SOURCE DATA ::
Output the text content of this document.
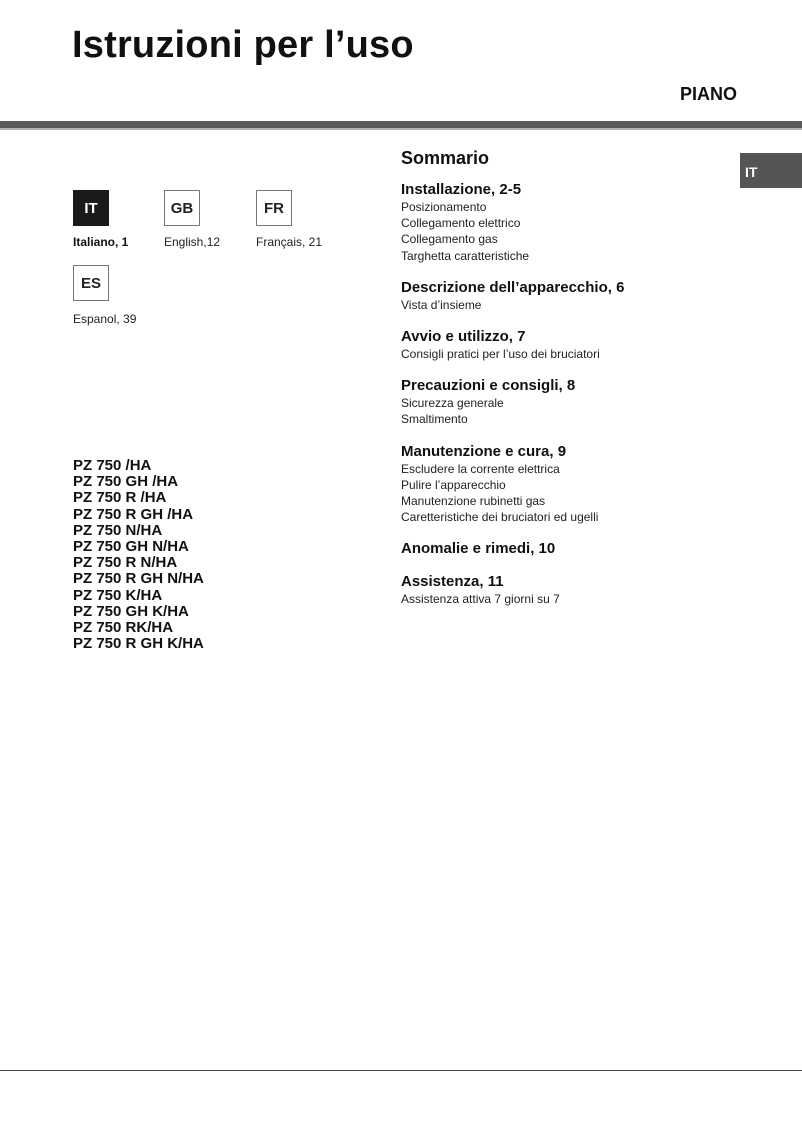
Istruzioni per l’uso
PIANO
IT
IT	GB	FR
ES
Italiano, 1	English,12	Français, 21
Espanol, 39
PZ 750 /HA
PZ 750 GH /HA
PZ 750 R /HA
PZ 750 R GH /HA
PZ 750 N/HA
PZ 750 GH N/HA
PZ 750 R N/HA
PZ 750 R GH N/HA
PZ 750 K/HA
PZ 750 GH K/HA
PZ 750 RK/HA
PZ 750 R GH K/HA
Sommario
Installazione, 2-5
Posizionamento
Collegamento elettrico
Collegamento gas
Targhetta caratteristiche
Descrizione dell’apparecchio, 6
Vista d’insieme
Avvio e utilizzo, 7
Consigli pratici per l’uso dei bruciatori
Precauzioni e consigli, 8
Sicurezza generale
Smaltimento
Manutenzione e cura, 9
Escludere la corrente elettrica
Pulire l’apparecchio
Manutenzione rubinetti gas
Caretteristiche dei bruciatori ed ugelli
Anomalie e rimedi, 10
Assistenza, 11
Assistenza attiva 7 giorni su 7
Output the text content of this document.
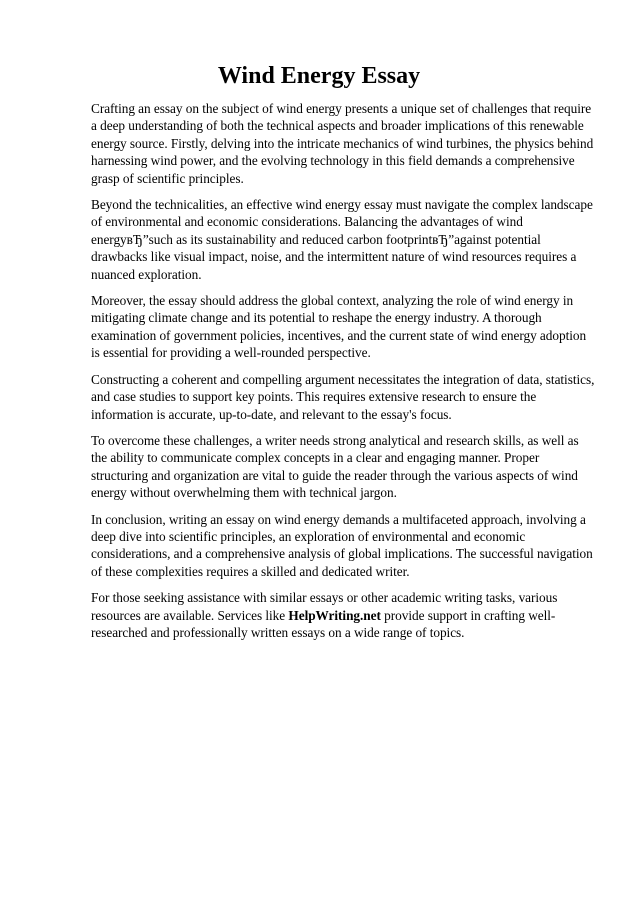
Wind Energy Essay

Crafting an essay on the subject of wind energy presents a unique set of challenges that require a deep understanding of both the technical aspects and broader implications of this renewable energy source. Firstly, delving into the intricate mechanics of wind turbines, the physics behind harnessing wind power, and the evolving technology in this field demands a comprehensive grasp of scientific principles.

Beyond the technicalities, an effective wind energy essay must navigate the complex landscape of environmental and economic considerations. Balancing the advantages of wind energyвЂ”such as its sustainability and reduced carbon footprintвЂ”against potential drawbacks like visual impact, noise, and the intermittent nature of wind resources requires a nuanced exploration.

Moreover, the essay should address the global context, analyzing the role of wind energy in mitigating climate change and its potential to reshape the energy industry. A thorough examination of government policies, incentives, and the current state of wind energy adoption is essential for providing a well-rounded perspective.

Constructing a coherent and compelling argument necessitates the integration of data, statistics, and case studies to support key points. This requires extensive research to ensure the information is accurate, up-to-date, and relevant to the essay's focus.

To overcome these challenges, a writer needs strong analytical and research skills, as well as the ability to communicate complex concepts in a clear and engaging manner. Proper structuring and organization are vital to guide the reader through the various aspects of wind energy without overwhelming them with technical jargon.

In conclusion, writing an essay on wind energy demands a multifaceted approach, involving a deep dive into scientific principles, an exploration of environmental and economic considerations, and a comprehensive analysis of global implications. The successful navigation of these complexities requires a skilled and dedicated writer.

For those seeking assistance with similar essays or other academic writing tasks, various resources are available. Services like HelpWriting.net provide support in crafting well-researched and professionally written essays on a wide range of topics.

PROBLEM REQUIREMENTS ::
Every line holding "support" should be copied out.

OUTPUT FOR THIS TASK ::
Constructing a coherent and compelling argument necessitates the integration of data, statistics, and case studies to support key points. This requires extensive research to ensure the information is accurate, up-to-date, and relevant to the essay's focus.
For those seeking assistance with similar essays or other academic writing tasks, various resources are available. Services like HelpWriting.net provide support in crafting well-researched and professionally written essays on a wide range of topics.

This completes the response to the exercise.